EXTRACTED TEXT:
=====

It's beginning to feel like I'm arguing with a tea partier, John.
Oh yeah? That's funny, because it's beginning to feel like
I'm talking to Herman Cain, "10,10,10".
This is meaningless. You cannot possibly argue that making everything 20% more expensive does not contribute to the probability of bankruptcy. That it did not happen in the first session, and that it would not have happened to Spain had it not been my second session in several years (which I've conceded over and over, although it probably also would not have happened without the inflation penalty), does not matter terribly much to this argument. It does matter to the more basic argument that the 20% penalty was not significantly harmful in this area.
However, as you yourself told me after the session, you'd hardly seen three bankruptcies in the entire time you'd played EU II, let alone three in one game, let alone three in one session (so France/Muscowy probably did go in the second session). My guess is that we got lucky in session one-France conceded to England quickly, Muscowy was building up the loans that would doom it, Spain wasn't being stupid-and not in session two, and by sessions three and four we were out of the danger zone.
I think you would have. You were not, even at that time, ready to concede peace. It was only after the bankruptcy, it took the end of the session, when we had time to calmly work it out, that you settled for 3 provinces and an alliance peace, which was a thing you were lucky to get, at that point. Perhaps you could've pushed the envelope further without 20 percent inflation, but your mentality is what brought you down, though you may tell yourself that it was probably a result of the 20 inflation if that makes it feel better.

=====

SUPPLIED INFORMATION:
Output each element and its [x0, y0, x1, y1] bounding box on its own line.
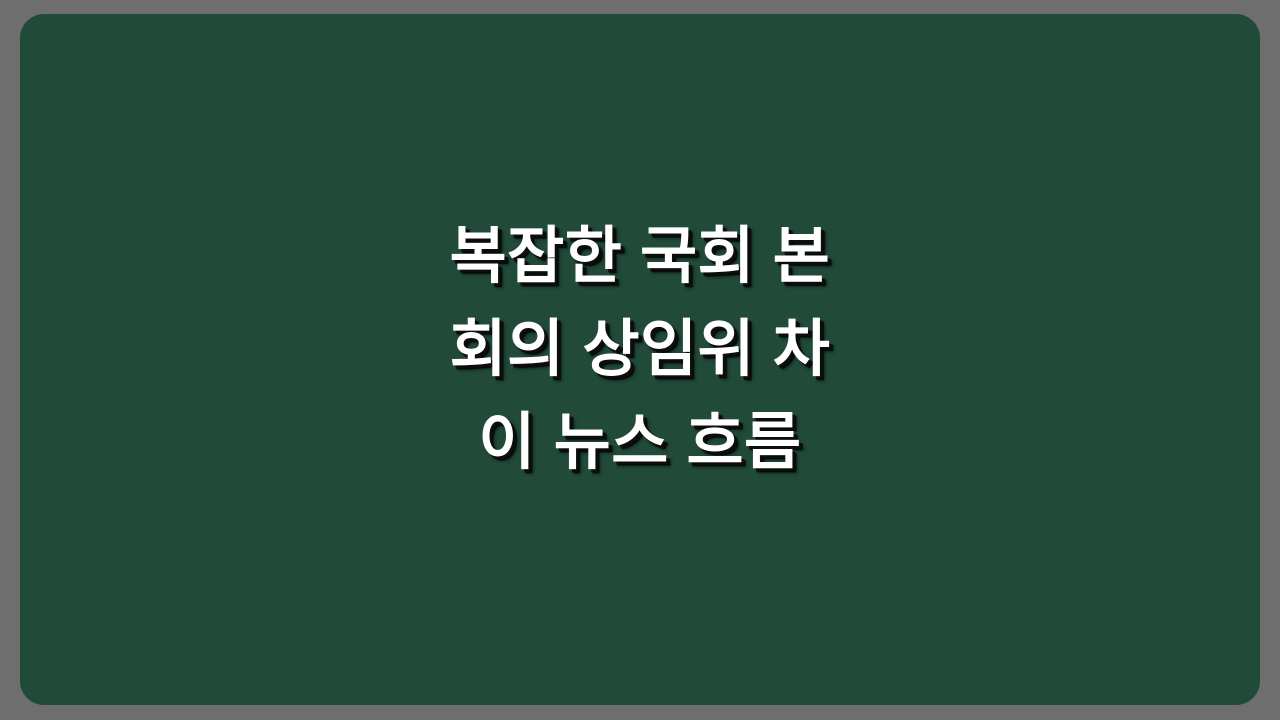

=====

GOAL: Please extend the forum argument about inflation and bankruptcies in the EU II sessions, picking up after its final sentence.

THE RESULT:
My point has remained the same. Why you call it sophistry or suggest I'm just twisting rhetoric is, I don't know, probably a matter of impatience. The inflation did, yes, make it easier to suffer bankruptcy. Less wealth, as I stated, opens the condition for this thing happen, but the crucial condition is always how players react when things start to go awry. Accept and make a sacrifice, or deny and risk total meltdown? What I am telling you is that this is the crucial thing in a bankruptcy, always, and 20 percent is no more relevant than the difference between being Brandenburg or Russia, or having a little lag or not.
You're still missing the point. Incredibly, you're missing the point while acknowledging the facts that support it below, so I can only assume it's willful.
No, I just think that in your point, you're operating along the fringe of anything important. Minute differences between the effect on rich and poor. I acknowledge your logic, but dismiss the ramifications you give it.
In your example, where the person with twice the tech speed(and this doesn't exist until trade income begins to take off, BTW) and the person with half the other persons tech speed both have their costs increased, you're not taking into consideration that before costs are increased, the first person is reaching trade 3 before he would otherwise, and is beginning to capitalize earlier. He has less of a window before the 2nd one arrives at this point, but he will also reach the following tech before the 2nd person, and so on and so forth. Everything happens quicker, including every succeeding progression of development, until you arrive at the ahead of time penalty.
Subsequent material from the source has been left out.